*Directions*
1. The passage on riot grrl names the subjects that radical "third-wave" feminist theories addressed. List every one of them.
2. Answer these questions using the passage on riot grrl:
(a) About which years does the passage place the specific time in U.S. history being framed?
(b) In which summer was the narrator drawn to riot grrl's sound?
(c) On what were the feminist theories captured?
3. Write the next part of the passage on riot grrl, picking up after its final sentence.

>> Begin Passage given

Riot grrls, from the isolated Pacific Northwest to the shores of the Atlantic and the prairies in between, catalyzed a cynical nation through confessional rants and powerful critiques of a system that objectified and perpetuated violence against them. Radical “third-wave” feminist theories on the body, race, sexuality, class, privilege, and gender were captured on xeroxed paper or pressed into 7″ vinyl records. The riot grrl culture was dynamic in disruption yet static in reflecting much of the status quo. It was a predominately female identified youth-led movement born from the simple premise that they had every right to be on stage, have opinions, and fully participate in their communities. It was radical accountability and influenced a generation of feminist thought and action.

That’s one version of riot grrl’s influence distilled from the dissonance of fractured underground cultures and personal experience.

The history of the riot grrl revolution, as evidenced by the considerable press surrounding the recent release of The Riot Grrl Collection and franchising of Bikini Kill’s fashion for sale, seems to have landed on the contentious opinion of whether or not riot grrl as a movement had any validity (as any classic punk argument is want to do). This current project of framing a specific time in U.S. history (approximately 1990-1997) within localized cultures and individual agents has produced a firestorm of commentary from those who participated or not. As is the case with most underground movements that have been pushed into the harsh above-ground light, a major sticking point revolves around authenticity.

Slant no. 5, Mimi Thi Ngyuen, 1996.
Slant no. 5, Mimi Thi Ngyuen, 1996.

It is revolutionary practice for individuals in a community to openly question, and more importantly vocalize, against constructed realities that do not represent them. The history of riot grrl is situated within the intersections of punk and DIY culture and their respective, mostly white, middle to upper class, straight and male, communities. It was riot grrl’s unique sound created by and for female-identified folks and a familiarity of independence and anger that seduced me the summer of 1996.

Riot grrl music and the subsequent theories that resulted were significant catalysts to my understanding the risks of practicing feminism.

>> End Passage given
>> Begin Given information

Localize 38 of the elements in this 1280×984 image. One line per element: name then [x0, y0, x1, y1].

>> End Given information

*Exercise results*
1. the body, race, sexuality, class, privilege, gender

2.
(a) Approximately 1990-1997.
(b) The summer of 1996.
(c) On xeroxed paper, or pressed into 7″ vinyl records.

3.
Ultimately, riot grrls’ confessions of resistance were commodified into an exchangeable end product. It became more about the production and distribution of zines or albums which often required capital, both social and financial, than the politics of liberation. It was this narrow understanding of sharing that dominated the scene. Speaking only for myself, this commodification led me to question identifying as a riot grrl. When the message and actions moved from demanding to be heard to a watered down copy of itself to such a degree that the concept of “girl power” signified the Spice Girls, I moved forward as a free agent. I was not the only one who became disillusioned when the politics became a lifestyle.

The manifestation into consumable goods helps to explain the very valid critique that riot grrl was exclusive territory to those who were mostly white, upper to middle class, and straight. As a result, many believe that the narrator of this specific history is in fact that particular dominant voice. Who is being asked to provide testimony matters deeply. Who is asking the questions? What is being asked and, more importantly, not asked? Who’s voices are not being heard? Should it be a surprise that once again those same stories, and to some extent the music, are being commodified into an aesthetic to be consumed?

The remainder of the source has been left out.